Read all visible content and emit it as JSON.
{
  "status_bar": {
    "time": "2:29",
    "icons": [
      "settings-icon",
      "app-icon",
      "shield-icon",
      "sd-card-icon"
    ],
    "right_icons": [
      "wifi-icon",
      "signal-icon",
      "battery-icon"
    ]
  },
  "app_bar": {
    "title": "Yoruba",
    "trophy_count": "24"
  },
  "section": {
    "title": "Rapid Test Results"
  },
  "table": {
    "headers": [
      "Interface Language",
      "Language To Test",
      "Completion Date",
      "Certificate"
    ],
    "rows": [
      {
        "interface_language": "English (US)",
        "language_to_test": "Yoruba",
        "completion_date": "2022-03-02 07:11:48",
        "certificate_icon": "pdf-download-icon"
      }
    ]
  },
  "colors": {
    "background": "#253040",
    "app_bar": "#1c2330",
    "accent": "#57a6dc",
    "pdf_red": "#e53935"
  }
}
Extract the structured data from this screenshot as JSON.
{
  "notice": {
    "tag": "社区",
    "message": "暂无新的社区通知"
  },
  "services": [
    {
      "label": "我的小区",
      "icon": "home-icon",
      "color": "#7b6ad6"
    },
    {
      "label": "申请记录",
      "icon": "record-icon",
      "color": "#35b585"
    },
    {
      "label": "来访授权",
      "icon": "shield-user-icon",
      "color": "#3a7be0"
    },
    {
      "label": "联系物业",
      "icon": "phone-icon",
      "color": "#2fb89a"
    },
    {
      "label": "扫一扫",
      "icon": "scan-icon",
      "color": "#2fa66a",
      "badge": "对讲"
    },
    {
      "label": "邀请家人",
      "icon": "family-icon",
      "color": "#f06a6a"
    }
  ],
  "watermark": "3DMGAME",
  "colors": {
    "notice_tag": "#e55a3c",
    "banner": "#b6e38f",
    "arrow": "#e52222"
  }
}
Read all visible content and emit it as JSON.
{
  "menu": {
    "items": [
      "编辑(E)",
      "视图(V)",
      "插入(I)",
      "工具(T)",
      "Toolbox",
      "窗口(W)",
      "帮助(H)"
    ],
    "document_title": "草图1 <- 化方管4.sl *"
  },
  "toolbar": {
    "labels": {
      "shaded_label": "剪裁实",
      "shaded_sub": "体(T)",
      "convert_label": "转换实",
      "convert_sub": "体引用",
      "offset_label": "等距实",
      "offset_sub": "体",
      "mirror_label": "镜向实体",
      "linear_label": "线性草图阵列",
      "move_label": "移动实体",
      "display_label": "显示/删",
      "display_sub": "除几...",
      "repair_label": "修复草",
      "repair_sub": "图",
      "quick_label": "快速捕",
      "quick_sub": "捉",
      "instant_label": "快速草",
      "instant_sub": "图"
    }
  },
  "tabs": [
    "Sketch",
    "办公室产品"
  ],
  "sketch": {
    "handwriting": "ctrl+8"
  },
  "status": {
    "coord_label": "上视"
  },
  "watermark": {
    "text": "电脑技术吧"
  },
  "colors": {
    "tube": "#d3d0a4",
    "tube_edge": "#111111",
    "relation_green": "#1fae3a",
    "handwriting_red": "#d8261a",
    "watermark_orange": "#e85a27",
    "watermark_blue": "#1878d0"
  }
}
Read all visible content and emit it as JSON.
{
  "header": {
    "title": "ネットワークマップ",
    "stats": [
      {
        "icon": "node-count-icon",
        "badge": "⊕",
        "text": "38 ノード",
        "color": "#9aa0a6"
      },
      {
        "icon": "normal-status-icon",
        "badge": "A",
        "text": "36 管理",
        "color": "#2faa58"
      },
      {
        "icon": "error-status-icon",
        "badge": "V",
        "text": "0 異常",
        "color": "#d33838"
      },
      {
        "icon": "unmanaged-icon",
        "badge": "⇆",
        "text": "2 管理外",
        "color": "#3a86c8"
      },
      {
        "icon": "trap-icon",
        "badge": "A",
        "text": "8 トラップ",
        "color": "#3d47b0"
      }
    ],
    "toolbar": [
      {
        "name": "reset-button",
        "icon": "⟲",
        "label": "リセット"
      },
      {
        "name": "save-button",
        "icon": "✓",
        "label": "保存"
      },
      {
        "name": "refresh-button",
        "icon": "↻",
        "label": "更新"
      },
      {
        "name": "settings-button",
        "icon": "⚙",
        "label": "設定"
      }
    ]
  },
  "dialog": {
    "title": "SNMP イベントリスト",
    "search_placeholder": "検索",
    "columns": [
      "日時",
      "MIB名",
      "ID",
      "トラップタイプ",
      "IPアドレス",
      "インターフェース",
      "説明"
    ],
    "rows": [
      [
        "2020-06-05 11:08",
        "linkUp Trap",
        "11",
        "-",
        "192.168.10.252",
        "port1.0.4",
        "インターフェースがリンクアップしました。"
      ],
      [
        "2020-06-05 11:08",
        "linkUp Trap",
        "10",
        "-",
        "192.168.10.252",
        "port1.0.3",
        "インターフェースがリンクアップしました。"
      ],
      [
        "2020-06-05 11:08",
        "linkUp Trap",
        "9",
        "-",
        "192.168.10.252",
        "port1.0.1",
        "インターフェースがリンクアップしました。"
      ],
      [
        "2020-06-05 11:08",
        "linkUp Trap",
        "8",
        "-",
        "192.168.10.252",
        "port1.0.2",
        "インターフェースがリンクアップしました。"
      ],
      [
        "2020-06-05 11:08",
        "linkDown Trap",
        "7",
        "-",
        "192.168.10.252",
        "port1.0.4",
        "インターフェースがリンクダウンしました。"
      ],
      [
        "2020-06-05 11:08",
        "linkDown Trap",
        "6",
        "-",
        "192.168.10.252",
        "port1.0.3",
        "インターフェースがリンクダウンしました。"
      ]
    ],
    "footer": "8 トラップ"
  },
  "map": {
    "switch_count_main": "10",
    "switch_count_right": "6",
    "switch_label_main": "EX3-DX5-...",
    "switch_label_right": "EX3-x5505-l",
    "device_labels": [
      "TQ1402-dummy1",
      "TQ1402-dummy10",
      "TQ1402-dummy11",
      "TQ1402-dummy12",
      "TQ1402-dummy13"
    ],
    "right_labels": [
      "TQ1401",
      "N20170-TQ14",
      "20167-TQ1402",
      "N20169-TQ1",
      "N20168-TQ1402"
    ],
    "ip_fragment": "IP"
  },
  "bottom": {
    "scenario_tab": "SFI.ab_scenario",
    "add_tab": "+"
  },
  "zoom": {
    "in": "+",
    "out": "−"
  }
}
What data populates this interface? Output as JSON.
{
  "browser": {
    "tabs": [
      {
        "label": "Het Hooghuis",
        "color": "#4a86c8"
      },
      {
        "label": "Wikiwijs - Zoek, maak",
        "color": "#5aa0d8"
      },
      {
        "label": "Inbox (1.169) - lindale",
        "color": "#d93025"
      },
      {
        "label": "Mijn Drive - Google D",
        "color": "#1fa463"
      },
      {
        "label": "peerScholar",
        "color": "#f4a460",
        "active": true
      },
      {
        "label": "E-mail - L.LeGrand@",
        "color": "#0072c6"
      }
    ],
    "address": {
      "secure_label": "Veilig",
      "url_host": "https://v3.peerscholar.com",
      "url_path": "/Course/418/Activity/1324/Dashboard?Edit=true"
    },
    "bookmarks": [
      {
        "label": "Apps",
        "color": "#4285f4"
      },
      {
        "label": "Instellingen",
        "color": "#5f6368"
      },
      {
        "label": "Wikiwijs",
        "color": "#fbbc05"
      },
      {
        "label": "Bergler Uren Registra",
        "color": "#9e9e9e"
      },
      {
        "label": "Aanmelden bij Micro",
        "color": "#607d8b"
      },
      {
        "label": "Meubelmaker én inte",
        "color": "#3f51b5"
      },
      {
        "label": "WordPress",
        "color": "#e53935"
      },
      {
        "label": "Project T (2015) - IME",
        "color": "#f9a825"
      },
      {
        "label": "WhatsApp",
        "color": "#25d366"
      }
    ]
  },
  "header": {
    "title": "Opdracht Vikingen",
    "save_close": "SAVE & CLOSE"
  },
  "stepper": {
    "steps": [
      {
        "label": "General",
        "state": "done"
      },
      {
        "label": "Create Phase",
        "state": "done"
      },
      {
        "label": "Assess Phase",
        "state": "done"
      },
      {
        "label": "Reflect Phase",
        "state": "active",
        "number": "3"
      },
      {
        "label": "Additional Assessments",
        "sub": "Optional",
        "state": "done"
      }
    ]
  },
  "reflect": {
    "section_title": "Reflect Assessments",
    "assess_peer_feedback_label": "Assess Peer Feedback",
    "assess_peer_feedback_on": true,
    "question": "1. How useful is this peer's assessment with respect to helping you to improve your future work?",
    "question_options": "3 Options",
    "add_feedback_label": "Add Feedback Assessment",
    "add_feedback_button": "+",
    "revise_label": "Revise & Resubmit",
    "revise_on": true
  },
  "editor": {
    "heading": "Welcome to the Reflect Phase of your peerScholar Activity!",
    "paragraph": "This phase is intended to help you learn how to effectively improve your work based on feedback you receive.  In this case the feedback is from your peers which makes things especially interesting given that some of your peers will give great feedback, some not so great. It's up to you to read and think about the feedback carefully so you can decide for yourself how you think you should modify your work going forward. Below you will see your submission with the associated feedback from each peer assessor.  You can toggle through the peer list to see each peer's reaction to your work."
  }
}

What needs to be done.
What is the number of lines that hold the string "settings"? Reply with that number alone.

Answer to this task.
2